[Entries from a dataset]

--- START ---

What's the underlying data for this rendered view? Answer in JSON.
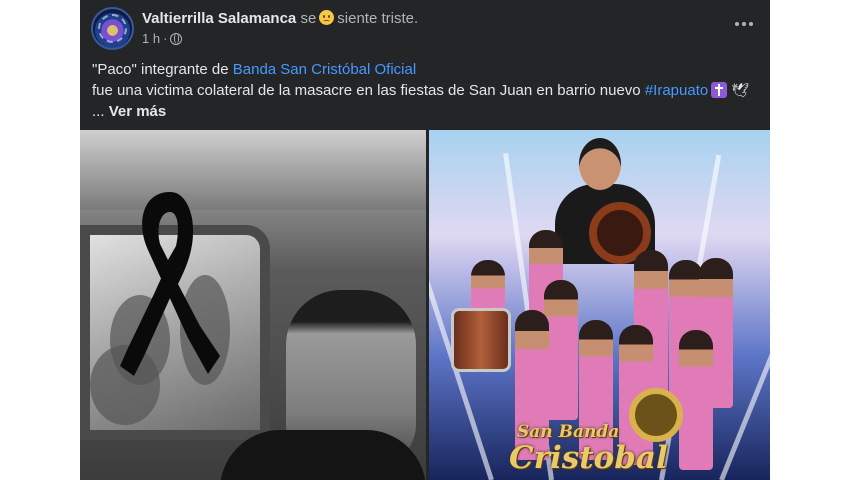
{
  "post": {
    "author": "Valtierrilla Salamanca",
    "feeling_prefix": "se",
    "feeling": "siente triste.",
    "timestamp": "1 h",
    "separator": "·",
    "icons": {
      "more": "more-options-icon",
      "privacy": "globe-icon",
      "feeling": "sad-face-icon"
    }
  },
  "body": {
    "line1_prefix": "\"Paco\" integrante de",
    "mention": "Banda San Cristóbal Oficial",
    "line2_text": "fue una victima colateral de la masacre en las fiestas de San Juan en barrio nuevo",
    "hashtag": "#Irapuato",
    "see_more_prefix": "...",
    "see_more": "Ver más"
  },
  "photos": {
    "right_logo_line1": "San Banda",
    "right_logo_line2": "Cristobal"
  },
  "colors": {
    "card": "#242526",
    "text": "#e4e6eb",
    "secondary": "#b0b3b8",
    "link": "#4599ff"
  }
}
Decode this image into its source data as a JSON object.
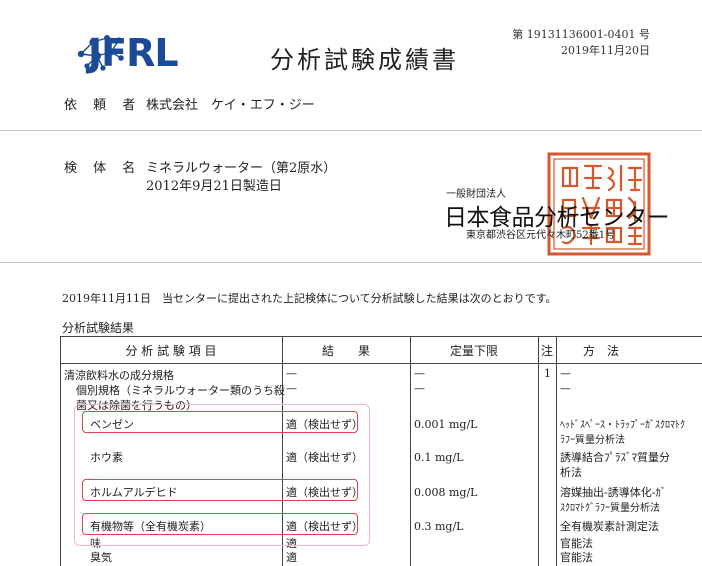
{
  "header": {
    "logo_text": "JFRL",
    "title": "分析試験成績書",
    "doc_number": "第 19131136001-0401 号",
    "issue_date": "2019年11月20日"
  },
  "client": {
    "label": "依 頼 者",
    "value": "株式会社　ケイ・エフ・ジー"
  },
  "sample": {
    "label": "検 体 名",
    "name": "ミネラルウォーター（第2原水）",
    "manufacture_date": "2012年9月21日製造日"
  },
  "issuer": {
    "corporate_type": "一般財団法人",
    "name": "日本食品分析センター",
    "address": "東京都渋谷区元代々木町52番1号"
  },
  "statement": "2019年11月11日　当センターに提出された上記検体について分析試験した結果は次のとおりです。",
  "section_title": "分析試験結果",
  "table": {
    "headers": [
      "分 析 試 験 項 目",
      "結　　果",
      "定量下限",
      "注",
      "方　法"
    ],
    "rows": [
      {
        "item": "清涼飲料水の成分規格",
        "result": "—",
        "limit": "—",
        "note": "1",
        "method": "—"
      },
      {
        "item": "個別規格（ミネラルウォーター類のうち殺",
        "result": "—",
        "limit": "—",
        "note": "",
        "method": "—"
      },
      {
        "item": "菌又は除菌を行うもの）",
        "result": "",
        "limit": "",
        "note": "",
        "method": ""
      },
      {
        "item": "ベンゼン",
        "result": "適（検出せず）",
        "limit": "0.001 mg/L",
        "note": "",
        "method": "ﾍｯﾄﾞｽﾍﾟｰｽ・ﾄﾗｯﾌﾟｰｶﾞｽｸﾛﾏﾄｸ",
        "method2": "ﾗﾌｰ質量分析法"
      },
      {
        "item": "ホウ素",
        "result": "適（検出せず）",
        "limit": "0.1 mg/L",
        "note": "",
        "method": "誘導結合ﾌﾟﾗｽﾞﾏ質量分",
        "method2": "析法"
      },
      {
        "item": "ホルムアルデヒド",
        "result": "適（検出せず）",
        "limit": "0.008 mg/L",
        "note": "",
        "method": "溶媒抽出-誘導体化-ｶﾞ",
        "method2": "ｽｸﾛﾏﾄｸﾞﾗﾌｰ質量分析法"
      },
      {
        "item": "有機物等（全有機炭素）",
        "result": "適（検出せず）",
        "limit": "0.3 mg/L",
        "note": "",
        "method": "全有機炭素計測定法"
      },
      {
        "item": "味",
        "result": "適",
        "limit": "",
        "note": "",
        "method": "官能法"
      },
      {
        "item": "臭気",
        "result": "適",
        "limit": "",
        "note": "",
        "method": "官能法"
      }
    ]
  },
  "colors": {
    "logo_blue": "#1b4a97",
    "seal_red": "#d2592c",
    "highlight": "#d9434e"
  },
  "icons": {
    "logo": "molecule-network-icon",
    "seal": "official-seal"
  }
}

--- END ---

__SHORT PROBLEM__
From the listing above, find the number of lines with the word "name" in them. Answer with the number only.

__RESULT BELOW__
2